----- MATERIAL -----

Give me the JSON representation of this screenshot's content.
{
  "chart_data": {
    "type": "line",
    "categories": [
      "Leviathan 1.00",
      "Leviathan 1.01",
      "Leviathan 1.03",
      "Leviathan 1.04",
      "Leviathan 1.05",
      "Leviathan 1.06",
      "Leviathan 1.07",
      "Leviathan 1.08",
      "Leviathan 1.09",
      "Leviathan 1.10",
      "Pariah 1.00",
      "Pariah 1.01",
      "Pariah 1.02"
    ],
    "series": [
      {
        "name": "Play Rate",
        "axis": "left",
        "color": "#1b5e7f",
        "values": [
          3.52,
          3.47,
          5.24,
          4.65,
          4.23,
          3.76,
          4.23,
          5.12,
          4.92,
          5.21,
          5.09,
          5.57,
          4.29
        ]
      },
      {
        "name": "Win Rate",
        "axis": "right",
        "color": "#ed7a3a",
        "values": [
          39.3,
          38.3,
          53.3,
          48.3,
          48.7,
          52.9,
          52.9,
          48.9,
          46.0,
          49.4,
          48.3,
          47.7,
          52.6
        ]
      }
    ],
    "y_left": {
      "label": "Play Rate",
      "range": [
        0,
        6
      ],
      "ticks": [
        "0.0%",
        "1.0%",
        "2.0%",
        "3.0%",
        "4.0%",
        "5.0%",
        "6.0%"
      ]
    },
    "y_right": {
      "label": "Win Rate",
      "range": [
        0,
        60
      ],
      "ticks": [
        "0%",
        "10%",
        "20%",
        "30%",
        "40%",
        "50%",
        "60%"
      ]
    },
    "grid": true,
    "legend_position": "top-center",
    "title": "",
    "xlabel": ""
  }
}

-----

EXERCISE GOAL:
Reproduce every record above exactly as it appears.

TASK ANSWER:
Give me the JSON representation of this screenshot's content.
{
  "chart_data": {
    "type": "line",
    "categories": [
      "Leviathan 1.00",
      "Leviathan 1.01",
      "Leviathan 1.03",
      "Leviathan 1.04",
      "Leviathan 1.05",
      "Leviathan 1.06",
      "Leviathan 1.07",
      "Leviathan 1.08",
      "Leviathan 1.09",
      "Leviathan 1.10",
      "Pariah 1.00",
      "Pariah 1.01",
      "Pariah 1.02"
    ],
    "series": [
      {
        "name": "Play Rate",
        "axis": "left",
        "color": "#1b5e7f",
        "values": [
          3.52,
          3.47,
          5.24,
          4.65,
          4.23,
          3.76,
          4.23,
          5.12,
          4.92,
          5.21,
          5.09,
          5.57,
          4.29
        ]
      },
      {
        "name": "Win Rate",
        "axis": "right",
        "color": "#ed7a3a",
        "values": [
          39.3,
          38.3,
          53.3,
          48.3,
          48.7,
          52.9,
          52.9,
          48.9,
          46.0,
          49.4,
          48.3,
          47.7,
          52.6
        ]
      }
    ],
    "y_left": {
      "label": "Play Rate",
      "range": [
        0,
        6
      ],
      "ticks": [
        "0.0%",
        "1.0%",
        "2.0%",
        "3.0%",
        "4.0%",
        "5.0%",
        "6.0%"
      ]
    },
    "y_right": {
      "label": "Win Rate",
      "range": [
        0,
        60
      ],
      "ticks": [
        "0%",
        "10%",
        "20%",
        "30%",
        "40%",
        "50%",
        "60%"
      ]
    },
    "grid": true,
    "legend_position": "top-center",
    "title": "",
    "xlabel": ""
  }
}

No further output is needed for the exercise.